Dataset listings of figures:
───

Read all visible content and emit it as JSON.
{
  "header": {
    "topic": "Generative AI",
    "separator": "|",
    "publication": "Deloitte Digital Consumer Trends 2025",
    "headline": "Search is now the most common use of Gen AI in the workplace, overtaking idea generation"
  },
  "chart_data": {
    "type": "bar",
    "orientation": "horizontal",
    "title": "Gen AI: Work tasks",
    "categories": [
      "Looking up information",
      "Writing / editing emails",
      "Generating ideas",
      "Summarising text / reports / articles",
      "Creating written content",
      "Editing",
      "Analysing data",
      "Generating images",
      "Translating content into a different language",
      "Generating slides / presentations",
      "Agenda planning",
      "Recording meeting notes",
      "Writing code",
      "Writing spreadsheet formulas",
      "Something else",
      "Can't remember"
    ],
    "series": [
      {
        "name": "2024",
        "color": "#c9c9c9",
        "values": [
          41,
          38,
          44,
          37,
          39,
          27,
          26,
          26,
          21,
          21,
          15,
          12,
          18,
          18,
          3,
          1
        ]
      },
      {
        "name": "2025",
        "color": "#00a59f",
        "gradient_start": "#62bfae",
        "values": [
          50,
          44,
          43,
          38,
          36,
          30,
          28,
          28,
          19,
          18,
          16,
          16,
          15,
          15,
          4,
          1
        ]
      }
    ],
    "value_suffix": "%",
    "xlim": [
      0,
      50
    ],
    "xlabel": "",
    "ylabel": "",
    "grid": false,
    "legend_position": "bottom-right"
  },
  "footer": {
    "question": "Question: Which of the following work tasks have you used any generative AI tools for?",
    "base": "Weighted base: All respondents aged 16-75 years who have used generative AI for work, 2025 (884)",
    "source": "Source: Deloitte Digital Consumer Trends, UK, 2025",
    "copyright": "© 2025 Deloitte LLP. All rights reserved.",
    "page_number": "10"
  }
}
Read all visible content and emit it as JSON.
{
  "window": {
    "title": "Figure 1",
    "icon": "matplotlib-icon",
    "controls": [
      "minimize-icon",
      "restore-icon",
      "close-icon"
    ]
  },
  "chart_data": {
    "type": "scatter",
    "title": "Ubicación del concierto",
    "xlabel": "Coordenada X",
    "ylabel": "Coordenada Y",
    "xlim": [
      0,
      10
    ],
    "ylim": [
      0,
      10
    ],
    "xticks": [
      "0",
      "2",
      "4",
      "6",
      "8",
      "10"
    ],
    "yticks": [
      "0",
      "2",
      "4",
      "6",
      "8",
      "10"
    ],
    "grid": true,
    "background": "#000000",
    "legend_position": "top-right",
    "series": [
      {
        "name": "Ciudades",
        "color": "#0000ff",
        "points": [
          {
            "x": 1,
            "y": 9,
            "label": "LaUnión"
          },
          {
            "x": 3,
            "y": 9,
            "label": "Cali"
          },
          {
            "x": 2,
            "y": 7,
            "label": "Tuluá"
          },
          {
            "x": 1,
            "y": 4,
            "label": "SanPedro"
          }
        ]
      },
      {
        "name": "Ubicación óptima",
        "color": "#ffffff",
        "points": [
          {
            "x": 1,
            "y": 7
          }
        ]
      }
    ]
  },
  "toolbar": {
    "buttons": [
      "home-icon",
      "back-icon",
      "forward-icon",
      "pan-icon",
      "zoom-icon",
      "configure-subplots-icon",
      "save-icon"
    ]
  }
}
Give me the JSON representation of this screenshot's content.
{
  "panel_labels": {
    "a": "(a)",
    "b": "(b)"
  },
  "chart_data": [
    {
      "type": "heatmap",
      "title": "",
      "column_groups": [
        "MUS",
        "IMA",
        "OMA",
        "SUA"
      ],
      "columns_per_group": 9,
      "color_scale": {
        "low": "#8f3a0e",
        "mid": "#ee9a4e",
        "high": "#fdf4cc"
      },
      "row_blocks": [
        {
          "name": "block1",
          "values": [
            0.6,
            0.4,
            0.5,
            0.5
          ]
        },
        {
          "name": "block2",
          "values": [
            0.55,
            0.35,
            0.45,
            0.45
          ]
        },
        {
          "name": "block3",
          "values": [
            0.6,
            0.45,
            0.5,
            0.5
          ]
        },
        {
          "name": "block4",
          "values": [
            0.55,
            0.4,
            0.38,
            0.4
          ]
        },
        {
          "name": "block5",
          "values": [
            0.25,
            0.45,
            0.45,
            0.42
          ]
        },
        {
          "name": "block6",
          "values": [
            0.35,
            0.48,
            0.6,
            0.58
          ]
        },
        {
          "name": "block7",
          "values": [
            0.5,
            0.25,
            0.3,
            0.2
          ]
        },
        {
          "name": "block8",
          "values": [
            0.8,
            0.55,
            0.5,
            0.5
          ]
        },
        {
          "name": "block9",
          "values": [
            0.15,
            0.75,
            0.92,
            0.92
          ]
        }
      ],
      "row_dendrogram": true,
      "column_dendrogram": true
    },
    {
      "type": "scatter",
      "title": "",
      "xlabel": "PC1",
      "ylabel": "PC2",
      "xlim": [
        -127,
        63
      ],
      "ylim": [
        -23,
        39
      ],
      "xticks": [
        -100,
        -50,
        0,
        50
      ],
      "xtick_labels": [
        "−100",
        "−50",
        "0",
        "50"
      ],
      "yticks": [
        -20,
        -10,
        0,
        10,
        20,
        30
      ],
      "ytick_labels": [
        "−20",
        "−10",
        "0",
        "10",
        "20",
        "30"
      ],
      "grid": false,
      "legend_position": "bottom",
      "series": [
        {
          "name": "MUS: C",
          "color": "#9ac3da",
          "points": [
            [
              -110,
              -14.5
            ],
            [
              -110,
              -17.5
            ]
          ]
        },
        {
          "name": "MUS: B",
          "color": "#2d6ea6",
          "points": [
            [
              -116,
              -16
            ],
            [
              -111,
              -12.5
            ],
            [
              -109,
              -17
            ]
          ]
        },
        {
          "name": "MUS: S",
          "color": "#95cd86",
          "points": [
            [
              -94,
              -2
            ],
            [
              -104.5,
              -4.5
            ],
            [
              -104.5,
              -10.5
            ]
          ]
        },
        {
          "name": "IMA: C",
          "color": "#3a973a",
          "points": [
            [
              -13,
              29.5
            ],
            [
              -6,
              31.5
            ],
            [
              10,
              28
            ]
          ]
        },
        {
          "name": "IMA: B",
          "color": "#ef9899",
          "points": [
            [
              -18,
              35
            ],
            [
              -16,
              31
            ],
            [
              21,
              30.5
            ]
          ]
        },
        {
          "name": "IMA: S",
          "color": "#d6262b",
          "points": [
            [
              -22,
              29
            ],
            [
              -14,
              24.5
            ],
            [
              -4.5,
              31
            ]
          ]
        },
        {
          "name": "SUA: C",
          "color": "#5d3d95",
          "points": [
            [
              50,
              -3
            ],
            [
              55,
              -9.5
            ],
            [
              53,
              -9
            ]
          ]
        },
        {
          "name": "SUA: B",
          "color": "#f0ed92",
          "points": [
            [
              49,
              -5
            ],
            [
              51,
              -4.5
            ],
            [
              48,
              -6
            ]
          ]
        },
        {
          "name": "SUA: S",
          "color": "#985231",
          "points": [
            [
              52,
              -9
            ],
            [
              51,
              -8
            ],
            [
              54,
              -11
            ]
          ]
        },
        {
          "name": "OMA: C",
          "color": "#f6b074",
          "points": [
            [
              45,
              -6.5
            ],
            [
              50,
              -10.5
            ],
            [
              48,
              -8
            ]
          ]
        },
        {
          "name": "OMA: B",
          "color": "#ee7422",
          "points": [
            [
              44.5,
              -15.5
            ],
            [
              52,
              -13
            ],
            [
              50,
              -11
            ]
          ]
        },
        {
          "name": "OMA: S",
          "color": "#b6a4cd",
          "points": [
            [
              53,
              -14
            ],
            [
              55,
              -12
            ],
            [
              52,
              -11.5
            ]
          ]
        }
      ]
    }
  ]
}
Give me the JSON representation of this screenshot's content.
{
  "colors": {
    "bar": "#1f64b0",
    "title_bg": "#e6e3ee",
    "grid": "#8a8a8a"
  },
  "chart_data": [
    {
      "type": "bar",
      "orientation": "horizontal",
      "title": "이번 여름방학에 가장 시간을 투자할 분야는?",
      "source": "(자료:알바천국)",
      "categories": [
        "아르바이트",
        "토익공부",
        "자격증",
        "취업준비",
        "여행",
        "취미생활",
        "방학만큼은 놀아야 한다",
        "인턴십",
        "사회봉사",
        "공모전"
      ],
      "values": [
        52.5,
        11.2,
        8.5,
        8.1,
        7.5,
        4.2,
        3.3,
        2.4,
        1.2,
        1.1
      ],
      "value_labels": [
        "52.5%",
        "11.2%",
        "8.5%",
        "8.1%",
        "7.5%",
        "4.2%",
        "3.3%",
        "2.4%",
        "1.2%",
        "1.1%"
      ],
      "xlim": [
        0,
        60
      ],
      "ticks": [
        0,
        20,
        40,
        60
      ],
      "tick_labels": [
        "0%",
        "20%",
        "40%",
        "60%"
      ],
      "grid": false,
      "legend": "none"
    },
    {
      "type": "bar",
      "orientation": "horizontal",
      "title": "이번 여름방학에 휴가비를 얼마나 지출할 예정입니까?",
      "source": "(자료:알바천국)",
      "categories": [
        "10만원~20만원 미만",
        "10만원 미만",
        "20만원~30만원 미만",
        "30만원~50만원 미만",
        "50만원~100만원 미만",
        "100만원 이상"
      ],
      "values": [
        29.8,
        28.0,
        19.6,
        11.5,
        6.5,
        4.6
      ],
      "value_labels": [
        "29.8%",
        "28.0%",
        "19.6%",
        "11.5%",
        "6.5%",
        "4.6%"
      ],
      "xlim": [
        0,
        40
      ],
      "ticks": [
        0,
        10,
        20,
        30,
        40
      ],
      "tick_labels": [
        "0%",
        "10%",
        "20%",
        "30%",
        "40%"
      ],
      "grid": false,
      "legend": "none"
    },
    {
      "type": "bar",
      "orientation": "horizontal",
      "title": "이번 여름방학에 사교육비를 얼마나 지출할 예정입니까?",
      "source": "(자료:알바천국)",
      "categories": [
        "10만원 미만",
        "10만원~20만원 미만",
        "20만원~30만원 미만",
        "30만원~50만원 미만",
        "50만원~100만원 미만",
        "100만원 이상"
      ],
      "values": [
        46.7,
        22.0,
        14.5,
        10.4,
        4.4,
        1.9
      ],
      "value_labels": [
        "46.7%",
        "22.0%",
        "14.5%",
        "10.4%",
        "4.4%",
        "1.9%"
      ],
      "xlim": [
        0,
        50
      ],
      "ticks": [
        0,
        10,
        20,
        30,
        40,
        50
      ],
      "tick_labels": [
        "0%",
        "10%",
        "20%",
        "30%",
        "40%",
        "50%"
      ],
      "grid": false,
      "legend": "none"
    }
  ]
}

───

What is asked: Gather each line of the records holding the string "예정입니까".

Written answer:
      "title": "이번 여름방학에 휴가비를 얼마나 지출할 예정입니까?",
      "title": "이번 여름방학에 사교육비를 얼마나 지출할 예정입니까?",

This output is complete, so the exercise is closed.